- _Passage provided_:
_ _ _ _ _ _ _

Monday 30 January 2017


The Philippines is poised to become a strong player in the ASEAN higher education with the launch of the Transnational Education linkages programme under the partnership of the British Council and the Commission on Higher Education.

The TNE linkages programme is a two-year programme that will link the Philippine and UK universities in an effort to upgrade the higher education offerings in the Philippines. It will provide capacity building and funding support to the Philippine higher education institutions to develop partnerships with UK higher education institutions, focusing on identified national priorities. 

Both the British Council and CHED have pre-selected ten universities based on their status as Centres of Excellence and Development, with extensive experience in internationalization work.

_ _ _ _ _ _ _

- _Source information_:
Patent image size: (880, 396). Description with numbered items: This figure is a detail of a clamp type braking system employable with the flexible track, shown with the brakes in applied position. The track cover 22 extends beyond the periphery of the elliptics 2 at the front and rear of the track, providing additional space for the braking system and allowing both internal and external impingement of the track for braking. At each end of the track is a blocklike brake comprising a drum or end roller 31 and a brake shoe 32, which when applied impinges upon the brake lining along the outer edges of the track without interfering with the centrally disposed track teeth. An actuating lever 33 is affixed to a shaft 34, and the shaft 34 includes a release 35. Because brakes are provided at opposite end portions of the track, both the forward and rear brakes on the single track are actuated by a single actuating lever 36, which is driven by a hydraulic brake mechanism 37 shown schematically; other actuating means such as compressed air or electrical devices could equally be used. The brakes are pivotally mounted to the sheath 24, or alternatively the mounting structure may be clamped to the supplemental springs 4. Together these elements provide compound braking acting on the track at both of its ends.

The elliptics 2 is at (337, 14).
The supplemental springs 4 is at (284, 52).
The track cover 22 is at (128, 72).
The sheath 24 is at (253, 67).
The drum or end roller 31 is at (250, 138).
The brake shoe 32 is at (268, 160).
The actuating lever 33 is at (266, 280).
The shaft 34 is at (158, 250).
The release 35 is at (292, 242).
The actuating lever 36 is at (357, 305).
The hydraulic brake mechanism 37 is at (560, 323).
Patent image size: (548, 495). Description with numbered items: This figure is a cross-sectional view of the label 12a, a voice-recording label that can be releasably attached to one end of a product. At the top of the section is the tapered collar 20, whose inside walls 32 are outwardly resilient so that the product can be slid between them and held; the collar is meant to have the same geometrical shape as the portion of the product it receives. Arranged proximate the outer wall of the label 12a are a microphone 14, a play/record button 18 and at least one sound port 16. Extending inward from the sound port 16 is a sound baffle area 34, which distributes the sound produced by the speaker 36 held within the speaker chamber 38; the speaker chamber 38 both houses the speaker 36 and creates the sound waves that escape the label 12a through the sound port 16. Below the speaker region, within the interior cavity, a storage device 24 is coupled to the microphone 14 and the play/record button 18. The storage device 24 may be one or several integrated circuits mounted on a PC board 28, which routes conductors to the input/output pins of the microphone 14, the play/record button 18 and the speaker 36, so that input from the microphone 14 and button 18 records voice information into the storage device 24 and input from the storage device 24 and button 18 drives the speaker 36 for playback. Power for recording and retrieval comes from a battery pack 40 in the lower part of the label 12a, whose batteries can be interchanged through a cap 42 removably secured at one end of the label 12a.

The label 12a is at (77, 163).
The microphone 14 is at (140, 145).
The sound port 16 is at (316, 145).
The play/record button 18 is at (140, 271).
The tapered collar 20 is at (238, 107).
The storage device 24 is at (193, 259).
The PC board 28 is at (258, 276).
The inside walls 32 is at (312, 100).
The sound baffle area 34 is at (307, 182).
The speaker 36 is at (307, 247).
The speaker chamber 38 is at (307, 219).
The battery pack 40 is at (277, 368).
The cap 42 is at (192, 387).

_ _ _ _ _ _ _

- _To do_:
1. Answer these from the article on the Transnational Education linkages programme, one answer per line, marked to match:
(a) Which two organizations are partners in the programme?
(b) How long does the programme run?
(c) How many universities were pre-selected?
2. According to the article on the Transnational Education linkages programme, why were the ten universities pre-selected? Answer in one to three sentences.
3. Write the next part of the article on the Transnational Education linkages programme, starting after its last sentence.

- _Task-by-task answers_:
1.
(a) The British Council and the Commission on Higher Education (CHED)
(b) Two years
(c) Ten

2. The British Council and CHED chose them because of their status as Centres of Excellence and Development. Each also has extensive experience in internationalization work.

3.
The ten universities are Ateneo de Manila University, Central Luzon State University, University of Santo Tomas, University of San Carlos, Saint Louis University, Silliman University, Miriam College and De la Salle University

In November last year, they met with 17 UK higher education institutions (HEIs) in London to explore potential partnerships on specific areas of study identified by the Philippine government as national priorities. The identified national priorities were transportation studies, climate change, design engineering, education, tropical medicine and public health, energy, security and renewable energy, maritime engineering, social science, economics, oceanography, agriculture and digital innovation and creativity. 

In August last year, the British Council and CHED signed the operational alliance agreement for the TNE Links programme, designed to internationalise the country’s higher education through partnerships with UK universities. 

Janet Ilieva, Founder and Director at Education Insight, highlighted that the Philippines’ growing young population and rising wealth ‘continue to drive demand for higher education in the country.’ As one of the world’s fastest-growing economies, the Philippines relies on service industries and ‘depends heavily on the ability of the country to continuously innovate and upskill its workforce.’

With the ASEAN integration and with English a choice of instruction in higher education institutions, the Philippines is in a good position to respond to both the demands across the region and within the country to drive and sustain economic growth through developing higher education programmes.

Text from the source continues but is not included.